#### What is asked:
Gather all lines from the material that contain "JSON".

(Part of a data file)

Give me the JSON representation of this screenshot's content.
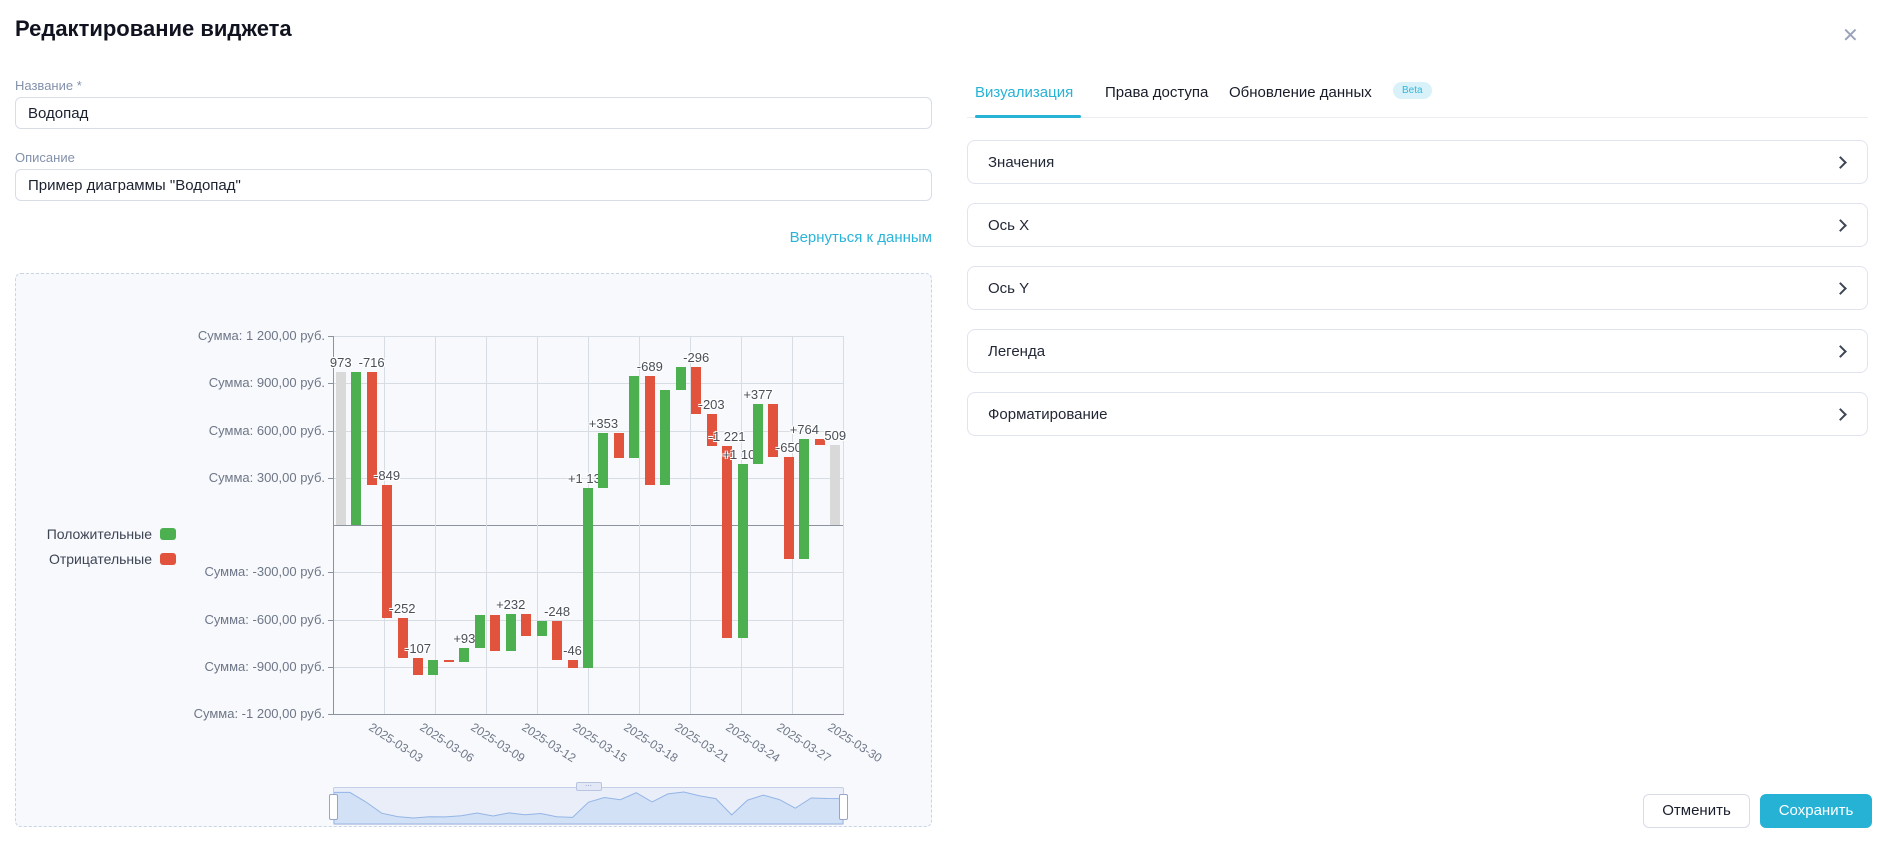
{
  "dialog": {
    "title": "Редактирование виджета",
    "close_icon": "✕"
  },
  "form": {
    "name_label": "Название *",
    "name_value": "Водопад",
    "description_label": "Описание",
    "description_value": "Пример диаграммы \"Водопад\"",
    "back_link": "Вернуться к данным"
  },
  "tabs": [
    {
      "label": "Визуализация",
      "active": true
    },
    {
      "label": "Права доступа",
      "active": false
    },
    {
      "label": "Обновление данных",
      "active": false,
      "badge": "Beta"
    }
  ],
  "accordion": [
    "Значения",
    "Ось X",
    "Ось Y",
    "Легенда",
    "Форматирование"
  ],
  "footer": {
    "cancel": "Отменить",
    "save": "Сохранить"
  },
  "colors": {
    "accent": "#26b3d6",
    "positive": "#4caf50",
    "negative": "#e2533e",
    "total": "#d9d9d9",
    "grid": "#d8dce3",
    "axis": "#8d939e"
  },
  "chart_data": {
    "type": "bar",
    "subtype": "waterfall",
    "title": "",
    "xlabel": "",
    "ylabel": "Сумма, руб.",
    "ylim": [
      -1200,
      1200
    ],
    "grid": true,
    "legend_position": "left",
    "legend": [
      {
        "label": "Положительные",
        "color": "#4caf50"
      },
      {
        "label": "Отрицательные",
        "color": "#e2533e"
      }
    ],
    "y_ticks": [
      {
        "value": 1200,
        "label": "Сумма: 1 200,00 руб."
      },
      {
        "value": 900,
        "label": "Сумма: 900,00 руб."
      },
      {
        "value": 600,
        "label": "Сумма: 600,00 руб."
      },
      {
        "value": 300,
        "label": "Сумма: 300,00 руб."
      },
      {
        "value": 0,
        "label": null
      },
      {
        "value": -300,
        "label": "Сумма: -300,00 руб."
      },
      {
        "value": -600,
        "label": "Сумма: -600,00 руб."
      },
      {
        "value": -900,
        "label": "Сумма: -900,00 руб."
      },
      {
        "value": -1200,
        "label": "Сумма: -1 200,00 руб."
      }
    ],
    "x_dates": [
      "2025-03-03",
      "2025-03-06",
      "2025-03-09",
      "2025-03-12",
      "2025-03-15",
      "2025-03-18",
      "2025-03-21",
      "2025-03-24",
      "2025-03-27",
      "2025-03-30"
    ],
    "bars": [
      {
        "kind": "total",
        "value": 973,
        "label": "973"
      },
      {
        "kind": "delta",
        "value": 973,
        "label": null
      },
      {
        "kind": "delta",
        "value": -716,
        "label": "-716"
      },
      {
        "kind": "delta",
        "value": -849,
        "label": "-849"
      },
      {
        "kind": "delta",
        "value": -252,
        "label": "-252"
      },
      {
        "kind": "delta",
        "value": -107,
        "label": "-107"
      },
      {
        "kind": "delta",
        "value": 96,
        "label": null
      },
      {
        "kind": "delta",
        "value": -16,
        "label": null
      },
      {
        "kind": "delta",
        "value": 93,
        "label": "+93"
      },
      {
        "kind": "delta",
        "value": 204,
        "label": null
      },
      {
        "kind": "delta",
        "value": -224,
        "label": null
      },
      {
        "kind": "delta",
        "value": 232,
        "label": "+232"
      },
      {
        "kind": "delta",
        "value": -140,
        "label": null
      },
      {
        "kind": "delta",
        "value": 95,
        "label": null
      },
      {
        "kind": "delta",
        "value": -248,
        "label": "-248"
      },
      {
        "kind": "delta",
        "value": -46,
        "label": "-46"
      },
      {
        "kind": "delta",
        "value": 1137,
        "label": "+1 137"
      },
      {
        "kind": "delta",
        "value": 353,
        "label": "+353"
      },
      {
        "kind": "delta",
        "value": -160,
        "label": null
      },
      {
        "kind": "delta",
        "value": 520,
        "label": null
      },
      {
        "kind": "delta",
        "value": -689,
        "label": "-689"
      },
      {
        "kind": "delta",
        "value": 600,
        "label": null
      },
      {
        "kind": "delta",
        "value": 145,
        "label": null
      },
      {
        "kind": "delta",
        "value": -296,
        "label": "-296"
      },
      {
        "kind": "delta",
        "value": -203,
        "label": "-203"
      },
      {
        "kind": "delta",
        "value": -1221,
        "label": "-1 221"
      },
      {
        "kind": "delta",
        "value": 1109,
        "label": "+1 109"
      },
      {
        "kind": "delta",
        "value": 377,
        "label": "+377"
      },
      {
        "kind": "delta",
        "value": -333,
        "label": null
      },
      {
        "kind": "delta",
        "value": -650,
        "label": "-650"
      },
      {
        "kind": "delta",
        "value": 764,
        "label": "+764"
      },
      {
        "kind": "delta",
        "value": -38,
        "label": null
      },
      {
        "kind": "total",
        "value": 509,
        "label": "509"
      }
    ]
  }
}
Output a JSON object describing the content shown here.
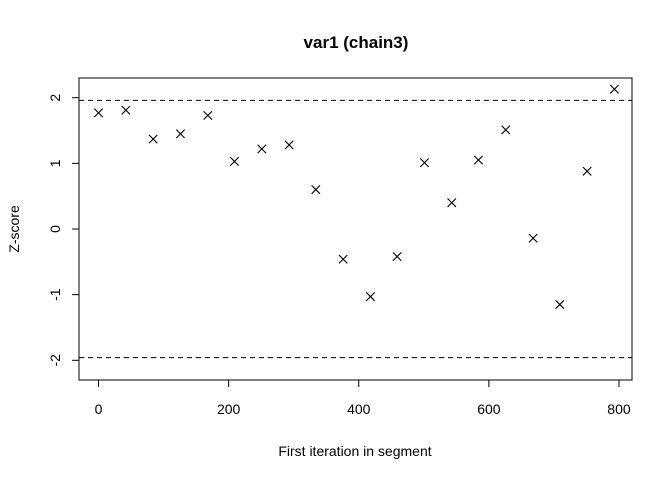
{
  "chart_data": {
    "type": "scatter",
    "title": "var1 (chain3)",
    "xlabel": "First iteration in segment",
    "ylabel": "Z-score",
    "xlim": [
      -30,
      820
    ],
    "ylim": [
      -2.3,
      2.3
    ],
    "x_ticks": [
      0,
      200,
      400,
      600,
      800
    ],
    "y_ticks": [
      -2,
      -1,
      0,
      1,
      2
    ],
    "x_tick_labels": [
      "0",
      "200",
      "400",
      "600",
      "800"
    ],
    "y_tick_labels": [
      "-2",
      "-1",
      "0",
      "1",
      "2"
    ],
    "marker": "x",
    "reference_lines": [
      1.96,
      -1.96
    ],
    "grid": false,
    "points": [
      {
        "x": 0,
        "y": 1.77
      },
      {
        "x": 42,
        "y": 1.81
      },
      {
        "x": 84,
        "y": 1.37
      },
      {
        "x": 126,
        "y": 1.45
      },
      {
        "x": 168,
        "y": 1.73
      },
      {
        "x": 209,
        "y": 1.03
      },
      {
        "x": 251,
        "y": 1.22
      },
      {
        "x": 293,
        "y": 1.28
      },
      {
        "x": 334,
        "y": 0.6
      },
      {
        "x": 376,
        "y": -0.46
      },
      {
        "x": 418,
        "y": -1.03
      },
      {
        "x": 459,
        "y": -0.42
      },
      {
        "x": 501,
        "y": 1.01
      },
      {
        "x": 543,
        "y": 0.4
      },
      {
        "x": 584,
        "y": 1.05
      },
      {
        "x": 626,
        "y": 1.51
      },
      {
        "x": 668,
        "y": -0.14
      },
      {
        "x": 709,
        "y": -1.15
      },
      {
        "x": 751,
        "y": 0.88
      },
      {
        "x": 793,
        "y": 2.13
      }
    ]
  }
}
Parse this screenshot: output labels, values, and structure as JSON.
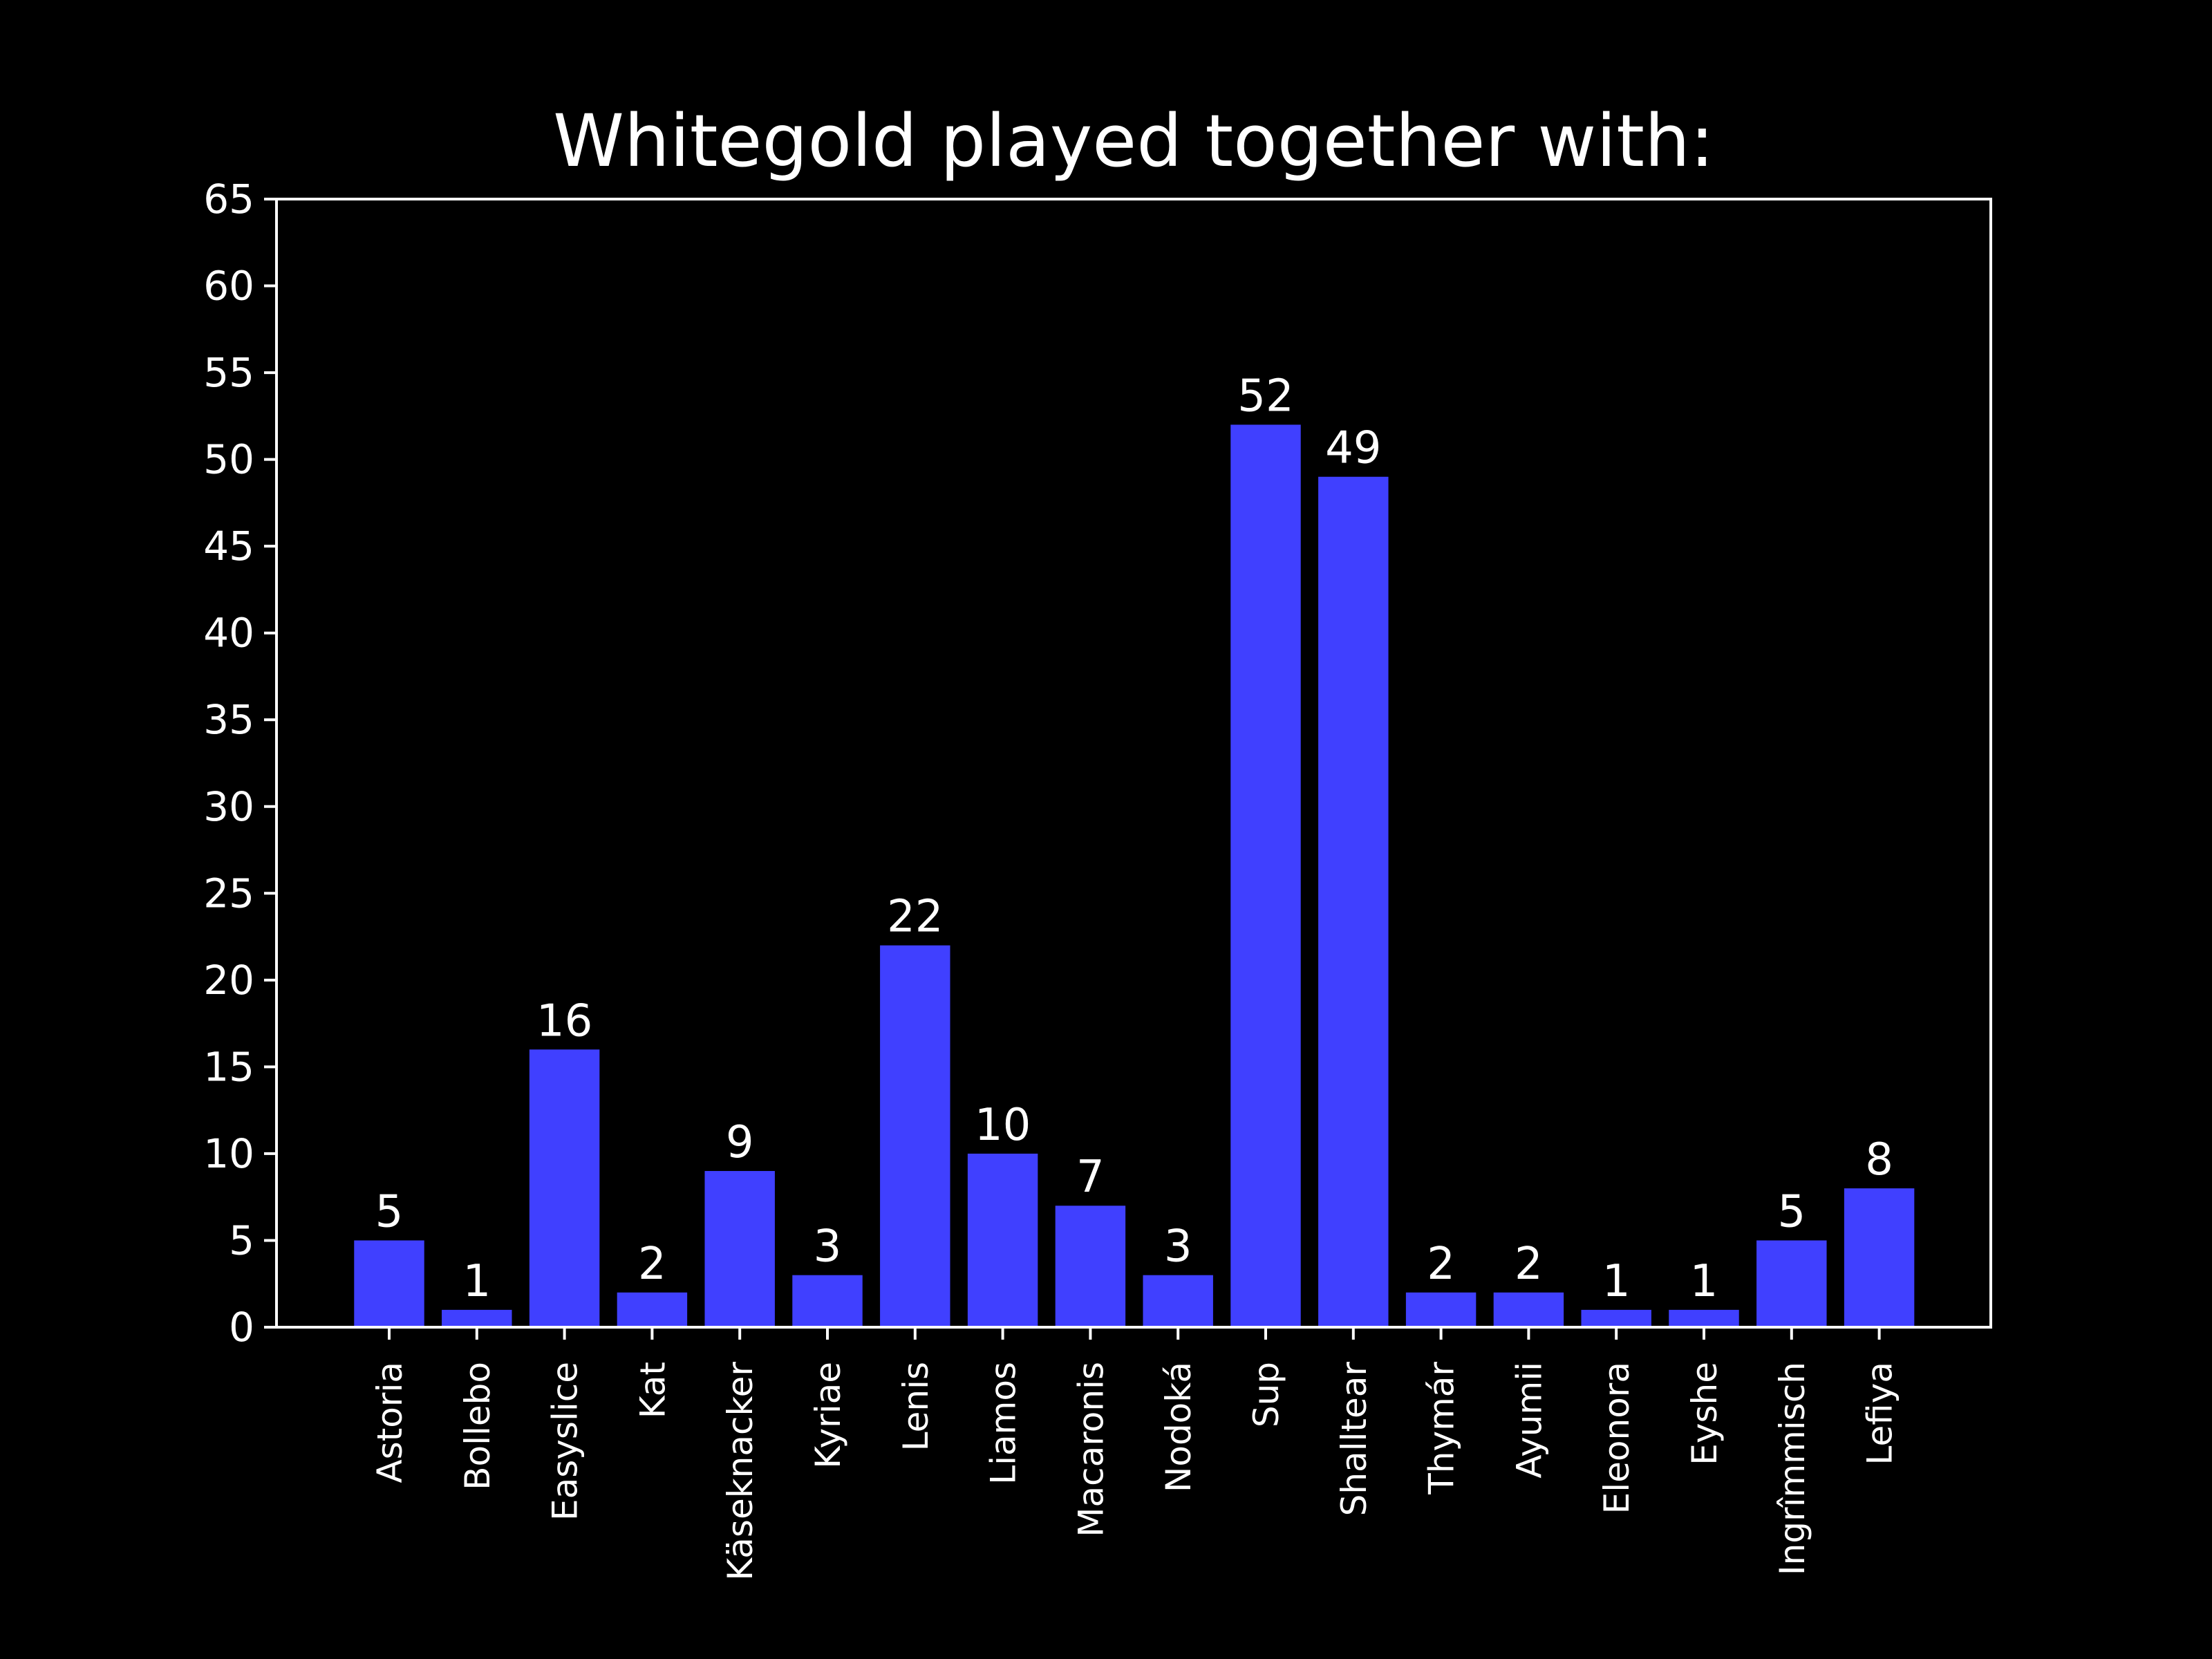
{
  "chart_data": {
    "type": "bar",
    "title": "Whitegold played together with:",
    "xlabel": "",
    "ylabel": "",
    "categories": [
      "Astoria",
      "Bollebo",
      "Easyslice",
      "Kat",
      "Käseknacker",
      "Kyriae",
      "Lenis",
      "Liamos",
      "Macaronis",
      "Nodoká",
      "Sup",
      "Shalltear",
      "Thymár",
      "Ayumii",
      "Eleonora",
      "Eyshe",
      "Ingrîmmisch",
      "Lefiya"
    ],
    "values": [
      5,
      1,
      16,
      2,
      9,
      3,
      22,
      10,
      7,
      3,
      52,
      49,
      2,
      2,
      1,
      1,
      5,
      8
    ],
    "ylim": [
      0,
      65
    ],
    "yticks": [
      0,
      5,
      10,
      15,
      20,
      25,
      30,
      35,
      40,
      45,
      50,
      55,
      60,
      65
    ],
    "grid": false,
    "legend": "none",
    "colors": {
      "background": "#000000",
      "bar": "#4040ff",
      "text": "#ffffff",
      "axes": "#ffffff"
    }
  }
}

#### Task answer:
Give me the JSON representation of this screenshot's content.
Output a JSON object describing the content shown here.
Parse this screenshot: output labels, values, and structure as JSON.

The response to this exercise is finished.